▸ GOAL OF THE EXERCISE:
Leave out the pictures and copy everything else below exactly.
===== RECORDS FOR THIS EXERCISE
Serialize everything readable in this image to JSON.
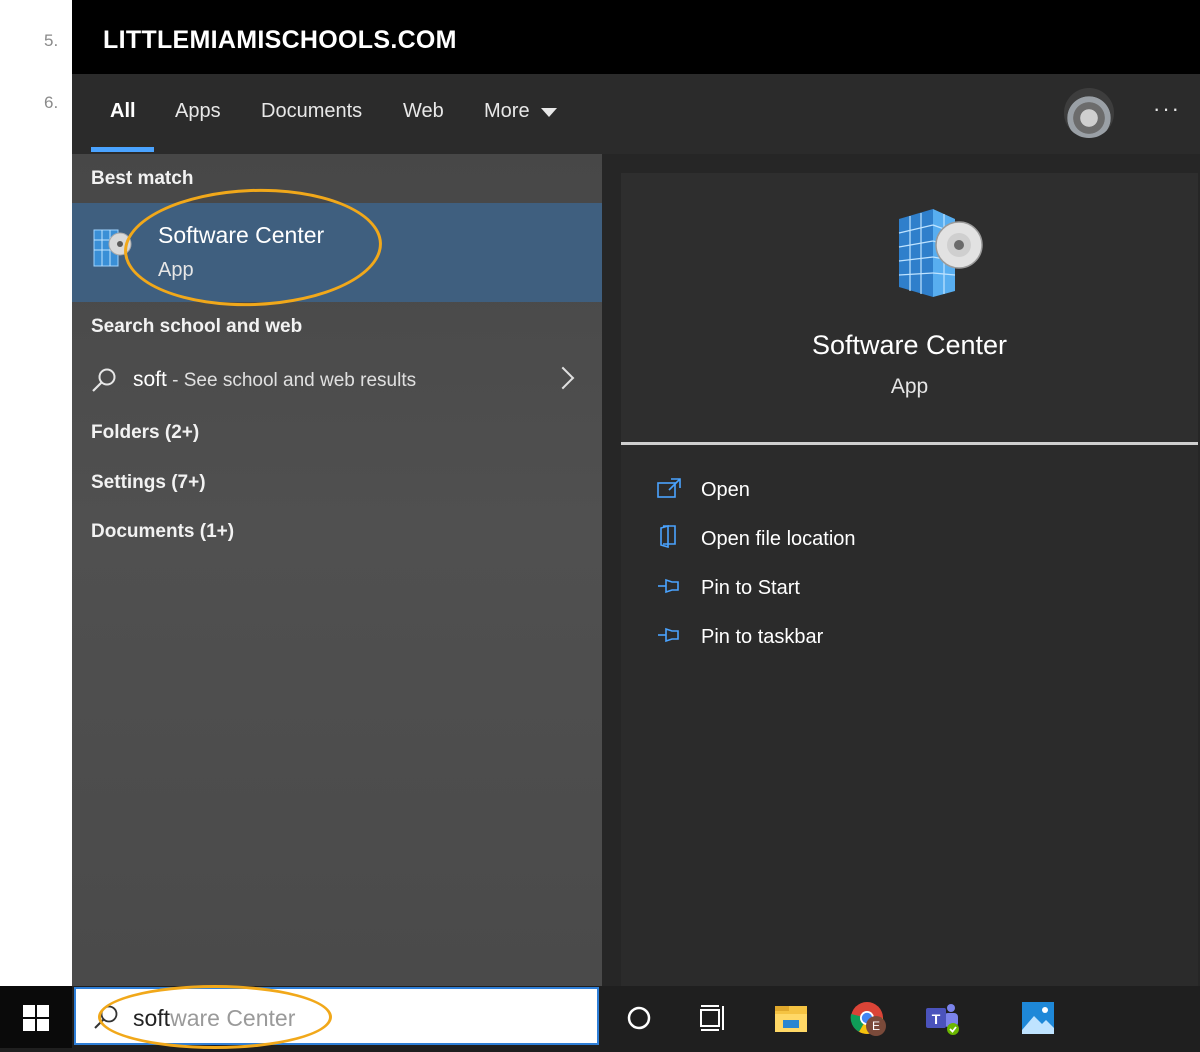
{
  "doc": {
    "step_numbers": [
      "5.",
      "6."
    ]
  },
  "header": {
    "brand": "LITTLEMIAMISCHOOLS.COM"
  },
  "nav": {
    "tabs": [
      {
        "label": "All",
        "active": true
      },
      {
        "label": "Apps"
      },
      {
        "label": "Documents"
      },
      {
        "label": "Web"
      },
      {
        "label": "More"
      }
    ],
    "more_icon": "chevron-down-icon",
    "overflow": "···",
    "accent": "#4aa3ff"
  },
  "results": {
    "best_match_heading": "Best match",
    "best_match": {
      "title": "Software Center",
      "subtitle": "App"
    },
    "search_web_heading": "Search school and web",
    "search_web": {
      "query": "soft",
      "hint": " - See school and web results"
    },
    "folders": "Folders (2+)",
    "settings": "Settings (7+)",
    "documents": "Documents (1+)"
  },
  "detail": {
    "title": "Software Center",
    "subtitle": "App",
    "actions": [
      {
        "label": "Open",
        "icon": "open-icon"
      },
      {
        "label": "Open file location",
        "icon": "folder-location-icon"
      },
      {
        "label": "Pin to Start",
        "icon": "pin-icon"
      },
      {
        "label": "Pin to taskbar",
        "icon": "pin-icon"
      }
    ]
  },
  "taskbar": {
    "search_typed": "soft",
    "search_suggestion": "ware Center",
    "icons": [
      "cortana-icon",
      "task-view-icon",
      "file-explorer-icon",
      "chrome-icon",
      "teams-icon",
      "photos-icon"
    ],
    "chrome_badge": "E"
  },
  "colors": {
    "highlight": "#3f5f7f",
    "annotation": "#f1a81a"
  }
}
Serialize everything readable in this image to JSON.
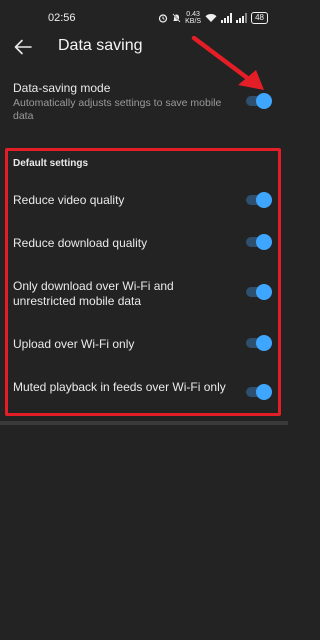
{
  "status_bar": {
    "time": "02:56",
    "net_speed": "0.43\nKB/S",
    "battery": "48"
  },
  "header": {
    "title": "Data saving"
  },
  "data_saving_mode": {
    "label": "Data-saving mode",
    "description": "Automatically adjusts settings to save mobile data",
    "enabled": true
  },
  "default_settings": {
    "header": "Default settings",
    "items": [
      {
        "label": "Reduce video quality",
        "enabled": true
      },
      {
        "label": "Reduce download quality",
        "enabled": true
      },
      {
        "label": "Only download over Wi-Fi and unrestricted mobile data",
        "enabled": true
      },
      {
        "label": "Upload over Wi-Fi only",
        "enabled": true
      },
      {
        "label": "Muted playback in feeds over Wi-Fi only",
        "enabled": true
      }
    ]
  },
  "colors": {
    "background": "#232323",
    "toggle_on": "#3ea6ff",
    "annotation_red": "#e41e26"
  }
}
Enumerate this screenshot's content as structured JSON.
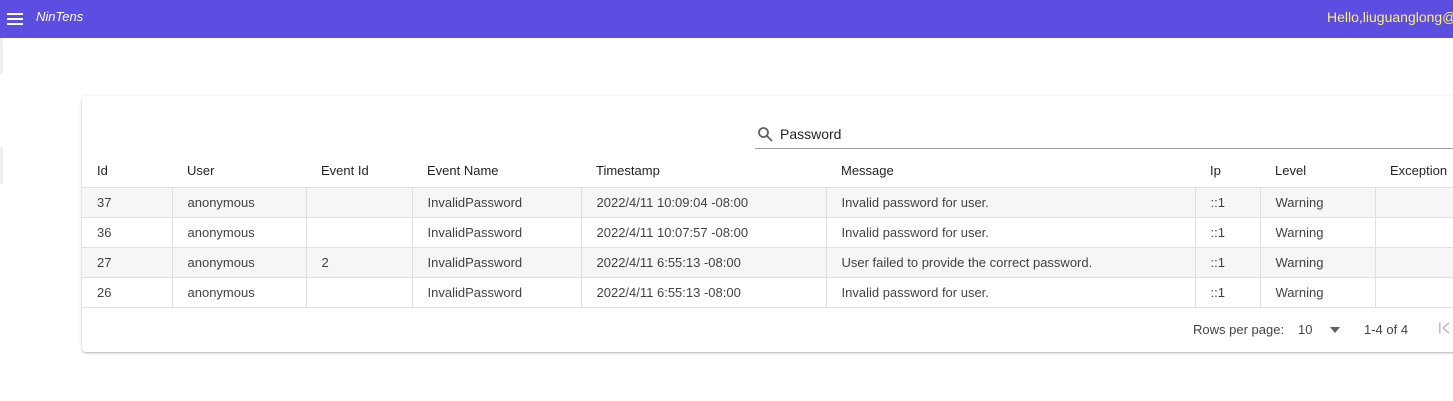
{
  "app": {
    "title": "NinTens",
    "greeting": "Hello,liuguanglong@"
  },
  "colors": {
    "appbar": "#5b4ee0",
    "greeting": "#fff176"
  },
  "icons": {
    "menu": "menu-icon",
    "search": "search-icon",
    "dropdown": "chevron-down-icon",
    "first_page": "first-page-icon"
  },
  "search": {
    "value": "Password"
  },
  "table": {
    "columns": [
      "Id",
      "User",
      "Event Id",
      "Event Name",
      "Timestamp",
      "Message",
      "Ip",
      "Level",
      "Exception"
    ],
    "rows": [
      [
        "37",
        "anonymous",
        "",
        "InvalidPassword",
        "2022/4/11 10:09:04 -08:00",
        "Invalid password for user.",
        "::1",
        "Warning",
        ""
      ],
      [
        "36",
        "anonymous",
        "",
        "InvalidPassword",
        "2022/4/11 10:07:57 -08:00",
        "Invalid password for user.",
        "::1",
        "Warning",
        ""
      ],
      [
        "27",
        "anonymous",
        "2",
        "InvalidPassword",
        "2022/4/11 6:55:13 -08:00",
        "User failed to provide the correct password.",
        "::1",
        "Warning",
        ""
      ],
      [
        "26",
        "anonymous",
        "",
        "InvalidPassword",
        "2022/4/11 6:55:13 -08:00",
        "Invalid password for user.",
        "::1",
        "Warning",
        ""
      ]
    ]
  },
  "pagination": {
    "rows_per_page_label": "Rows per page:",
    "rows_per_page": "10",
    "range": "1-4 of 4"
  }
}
==========
▸ SOLUTION TO THIS TASK:
Serialize everything readable in this image to JSON.
{
  "doc": {
    "step_numbers": [
      "5.",
      "6."
    ]
  },
  "header": {
    "brand": "LITTLEMIAMISCHOOLS.COM"
  },
  "nav": {
    "tabs": [
      {
        "label": "All",
        "active": true
      },
      {
        "label": "Apps"
      },
      {
        "label": "Documents"
      },
      {
        "label": "Web"
      },
      {
        "label": "More"
      }
    ],
    "more_icon": "chevron-down-icon",
    "overflow": "···",
    "accent": "#4aa3ff"
  },
  "results": {
    "best_match_heading": "Best match",
    "best_match": {
      "title": "Software Center",
      "subtitle": "App"
    },
    "search_web_heading": "Search school and web",
    "search_web": {
      "query": "soft",
      "hint": " - See school and web results"
    },
    "folders": "Folders (2+)",
    "settings": "Settings (7+)",
    "documents": "Documents (1+)"
  },
  "detail": {
    "title": "Software Center",
    "subtitle": "App",
    "actions": [
      {
        "label": "Open",
        "icon": "open-icon"
      },
      {
        "label": "Open file location",
        "icon": "folder-location-icon"
      },
      {
        "label": "Pin to Start",
        "icon": "pin-icon"
      },
      {
        "label": "Pin to taskbar",
        "icon": "pin-icon"
      }
    ]
  },
  "taskbar": {
    "search_typed": "soft",
    "search_suggestion": "ware Center",
    "icons": [
      "cortana-icon",
      "task-view-icon",
      "file-explorer-icon",
      "chrome-icon",
      "teams-icon",
      "photos-icon"
    ],
    "chrome_badge": "E"
  },
  "colors": {
    "highlight": "#3f5f7f",
    "annotation": "#f1a81a"
  }
}
Serialize everything readable in this image to JSON.
{
  "status_bar": {
    "time": "02:56",
    "net_speed": "0.43\nKB/S",
    "battery": "48"
  },
  "header": {
    "title": "Data saving"
  },
  "data_saving_mode": {
    "label": "Data-saving mode",
    "description": "Automatically adjusts settings to save mobile data",
    "enabled": true
  },
  "default_settings": {
    "header": "Default settings",
    "items": [
      {
        "label": "Reduce video quality",
        "enabled": true
      },
      {
        "label": "Reduce download quality",
        "enabled": true
      },
      {
        "label": "Only download over Wi-Fi and unrestricted mobile data",
        "enabled": true
      },
      {
        "label": "Upload over Wi-Fi only",
        "enabled": true
      },
      {
        "label": "Muted playback in feeds over Wi-Fi only",
        "enabled": true
      }
    ]
  },
  "colors": {
    "background": "#232323",
    "toggle_on": "#3ea6ff",
    "annotation_red": "#e41e26"
  }
}
Enumerate this screenshot's content as structured JSON.
{
  "app": {
    "title": "NinTens",
    "greeting": "Hello,liuguanglong@"
  },
  "colors": {
    "appbar": "#5b4ee0",
    "greeting": "#fff176"
  },
  "icons": {
    "menu": "menu-icon",
    "search": "search-icon",
    "dropdown": "chevron-down-icon",
    "first_page": "first-page-icon"
  },
  "search": {
    "value": "Password"
  },
  "table": {
    "columns": [
      "Id",
      "User",
      "Event Id",
      "Event Name",
      "Timestamp",
      "Message",
      "Ip",
      "Level",
      "Exception"
    ],
    "rows": [
      [
        "37",
        "anonymous",
        "",
        "InvalidPassword",
        "2022/4/11 10:09:04 -08:00",
        "Invalid password for user.",
        "::1",
        "Warning",
        ""
      ],
      [
        "36",
        "anonymous",
        "",
        "InvalidPassword",
        "2022/4/11 10:07:57 -08:00",
        "Invalid password for user.",
        "::1",
        "Warning",
        ""
      ],
      [
        "27",
        "anonymous",
        "2",
        "InvalidPassword",
        "2022/4/11 6:55:13 -08:00",
        "User failed to provide the correct password.",
        "::1",
        "Warning",
        ""
      ],
      [
        "26",
        "anonymous",
        "",
        "InvalidPassword",
        "2022/4/11 6:55:13 -08:00",
        "Invalid password for user.",
        "::1",
        "Warning",
        ""
      ]
    ]
  },
  "pagination": {
    "rows_per_page_label": "Rows per page:",
    "rows_per_page": "10",
    "range": "1-4 of 4"
  }
}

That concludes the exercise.